▶ [DIRECTIONS]:
1. Please repeat the Bolloré valuation passage starting at "The primary conclusion" and ending at "Old Bolloré (2022-2024)", changing "discount" to "markdown".
2. In the Bolloré valuation passage, between which years were the monumental strategic transactions undertaken?

▶ [SOURCE EXCERPT]:
··········
The primary conclusion of this analysis is the existence of a substantial valuation discrepancy between Bolloré’s market capitalization and its intrinsic Net Asset Value (NAV), a gap commonly referred to as a “holding company discount.” This report will deconstruct the components of Bolloré’s value, analyze the execution of its capital deployment strategy, and explore the key catalysts—including enhanced transparency, corporate simplification, and technological breakthroughs—that could potentially narrow this discount and unlock significant shareholder value over the long term.

II. A Strategic Overhaul: Deconstructing the Old Bolloré (2022-2024)

To comprehend the current investment case for Bolloré SE, it is essential to first analyze the monumental strategic transactions undertaken between 2022 and 2024. These moves were not merely portfolio adjustments but a fundamental re-architecting of the group, pivoting away from its operational history towards a future as a strategic investment holding company.
··········
▶ [DATA SECTION]:
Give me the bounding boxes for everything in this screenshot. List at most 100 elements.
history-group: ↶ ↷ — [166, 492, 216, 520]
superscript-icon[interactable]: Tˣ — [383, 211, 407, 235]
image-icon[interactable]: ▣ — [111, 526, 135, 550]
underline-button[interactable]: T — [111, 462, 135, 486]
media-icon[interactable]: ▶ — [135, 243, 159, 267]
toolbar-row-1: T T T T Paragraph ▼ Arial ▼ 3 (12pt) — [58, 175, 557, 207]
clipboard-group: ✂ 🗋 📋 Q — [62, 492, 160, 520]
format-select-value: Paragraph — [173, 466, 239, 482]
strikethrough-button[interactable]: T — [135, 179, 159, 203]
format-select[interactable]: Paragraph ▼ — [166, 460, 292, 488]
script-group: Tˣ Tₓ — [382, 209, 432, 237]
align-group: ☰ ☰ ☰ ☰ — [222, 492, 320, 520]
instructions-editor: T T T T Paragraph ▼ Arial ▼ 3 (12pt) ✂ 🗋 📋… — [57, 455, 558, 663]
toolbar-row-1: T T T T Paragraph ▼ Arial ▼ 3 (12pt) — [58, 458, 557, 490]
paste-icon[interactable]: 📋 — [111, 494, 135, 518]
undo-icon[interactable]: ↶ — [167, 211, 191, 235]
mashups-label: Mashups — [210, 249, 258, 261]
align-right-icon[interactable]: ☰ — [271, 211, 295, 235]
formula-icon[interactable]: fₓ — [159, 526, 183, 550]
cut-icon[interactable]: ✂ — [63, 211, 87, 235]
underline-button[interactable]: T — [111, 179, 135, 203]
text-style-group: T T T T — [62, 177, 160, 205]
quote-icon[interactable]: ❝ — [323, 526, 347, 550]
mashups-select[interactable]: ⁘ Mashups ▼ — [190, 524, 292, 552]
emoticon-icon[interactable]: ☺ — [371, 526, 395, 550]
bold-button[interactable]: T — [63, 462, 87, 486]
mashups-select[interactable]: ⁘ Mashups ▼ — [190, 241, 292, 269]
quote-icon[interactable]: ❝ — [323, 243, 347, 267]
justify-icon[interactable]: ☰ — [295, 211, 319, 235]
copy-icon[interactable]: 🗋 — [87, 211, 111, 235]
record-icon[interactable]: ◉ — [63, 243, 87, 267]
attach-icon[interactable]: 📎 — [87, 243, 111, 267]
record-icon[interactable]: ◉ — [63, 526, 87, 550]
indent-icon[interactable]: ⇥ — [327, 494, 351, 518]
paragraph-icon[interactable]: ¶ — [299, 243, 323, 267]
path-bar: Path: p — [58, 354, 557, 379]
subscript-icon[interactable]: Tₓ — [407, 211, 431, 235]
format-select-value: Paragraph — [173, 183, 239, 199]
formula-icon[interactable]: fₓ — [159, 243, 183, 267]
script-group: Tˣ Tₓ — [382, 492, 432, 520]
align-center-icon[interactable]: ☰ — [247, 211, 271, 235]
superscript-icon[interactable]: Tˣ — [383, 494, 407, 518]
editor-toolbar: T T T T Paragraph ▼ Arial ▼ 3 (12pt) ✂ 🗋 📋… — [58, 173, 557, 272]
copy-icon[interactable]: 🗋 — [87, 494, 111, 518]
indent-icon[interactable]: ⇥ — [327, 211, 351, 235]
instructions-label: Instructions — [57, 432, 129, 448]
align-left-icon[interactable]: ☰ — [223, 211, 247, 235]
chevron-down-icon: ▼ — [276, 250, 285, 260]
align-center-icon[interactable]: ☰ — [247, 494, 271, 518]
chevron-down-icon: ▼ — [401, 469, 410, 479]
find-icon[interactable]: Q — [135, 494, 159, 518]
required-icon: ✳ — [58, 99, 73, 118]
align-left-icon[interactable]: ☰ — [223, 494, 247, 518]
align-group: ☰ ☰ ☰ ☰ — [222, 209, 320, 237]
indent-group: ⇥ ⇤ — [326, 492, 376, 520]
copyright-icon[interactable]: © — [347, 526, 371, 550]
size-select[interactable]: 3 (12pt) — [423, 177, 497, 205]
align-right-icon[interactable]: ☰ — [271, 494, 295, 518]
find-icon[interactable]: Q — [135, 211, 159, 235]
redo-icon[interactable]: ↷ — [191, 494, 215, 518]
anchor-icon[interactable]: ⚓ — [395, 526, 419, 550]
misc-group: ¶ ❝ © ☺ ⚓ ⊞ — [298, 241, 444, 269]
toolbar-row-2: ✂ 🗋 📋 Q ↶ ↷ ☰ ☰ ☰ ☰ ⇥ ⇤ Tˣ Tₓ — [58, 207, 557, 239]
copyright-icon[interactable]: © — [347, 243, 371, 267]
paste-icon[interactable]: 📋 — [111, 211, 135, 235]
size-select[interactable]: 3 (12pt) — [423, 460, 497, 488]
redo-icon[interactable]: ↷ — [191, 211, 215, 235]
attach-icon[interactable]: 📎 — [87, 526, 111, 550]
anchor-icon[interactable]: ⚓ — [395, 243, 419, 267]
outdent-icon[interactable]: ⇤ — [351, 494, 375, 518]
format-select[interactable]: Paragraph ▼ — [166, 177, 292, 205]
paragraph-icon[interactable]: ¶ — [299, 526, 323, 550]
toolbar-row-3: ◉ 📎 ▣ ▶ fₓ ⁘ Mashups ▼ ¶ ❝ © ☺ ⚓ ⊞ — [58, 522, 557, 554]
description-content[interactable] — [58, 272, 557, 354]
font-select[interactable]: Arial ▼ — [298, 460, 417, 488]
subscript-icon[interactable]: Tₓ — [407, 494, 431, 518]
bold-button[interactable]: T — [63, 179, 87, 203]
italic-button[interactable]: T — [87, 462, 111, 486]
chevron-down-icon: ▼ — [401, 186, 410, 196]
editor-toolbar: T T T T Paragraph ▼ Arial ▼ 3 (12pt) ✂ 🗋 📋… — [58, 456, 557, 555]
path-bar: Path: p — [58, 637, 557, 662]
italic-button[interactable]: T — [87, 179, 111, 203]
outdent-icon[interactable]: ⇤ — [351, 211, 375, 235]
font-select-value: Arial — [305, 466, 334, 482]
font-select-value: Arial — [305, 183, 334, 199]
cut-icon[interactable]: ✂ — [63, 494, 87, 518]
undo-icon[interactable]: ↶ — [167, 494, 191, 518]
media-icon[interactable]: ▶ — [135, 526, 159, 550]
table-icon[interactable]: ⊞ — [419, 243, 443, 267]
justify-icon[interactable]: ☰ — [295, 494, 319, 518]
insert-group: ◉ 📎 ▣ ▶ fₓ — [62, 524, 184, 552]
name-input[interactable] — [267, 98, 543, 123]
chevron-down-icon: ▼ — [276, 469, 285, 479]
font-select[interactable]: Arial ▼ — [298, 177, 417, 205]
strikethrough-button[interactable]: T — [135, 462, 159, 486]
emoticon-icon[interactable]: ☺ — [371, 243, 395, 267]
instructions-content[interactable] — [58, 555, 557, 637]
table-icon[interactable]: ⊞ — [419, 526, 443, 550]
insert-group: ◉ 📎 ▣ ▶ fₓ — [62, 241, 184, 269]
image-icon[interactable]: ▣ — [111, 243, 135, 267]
··········
▶ [ANSWERS IN ORDER]:
1.
The primary conclusion of this analysis is the existence of a substantial valuation discrepancy between Bolloré’s market capitalization and its intrinsic Net Asset Value (NAV), a gap commonly referred to as a “holding company markdown.” This report will deconstruct the components of Bolloré’s value, analyze the execution of its capital deployment strategy, and explore the key catalysts—including enhanced transparency, corporate simplification, and technological breakthroughs—that could potentially narrow this markdown and unlock significant shareholder value over the long term.

II. A Strategic Overhaul: Deconstructing the Old Bolloré (2022-2024)

2. Between 2022 and 2024.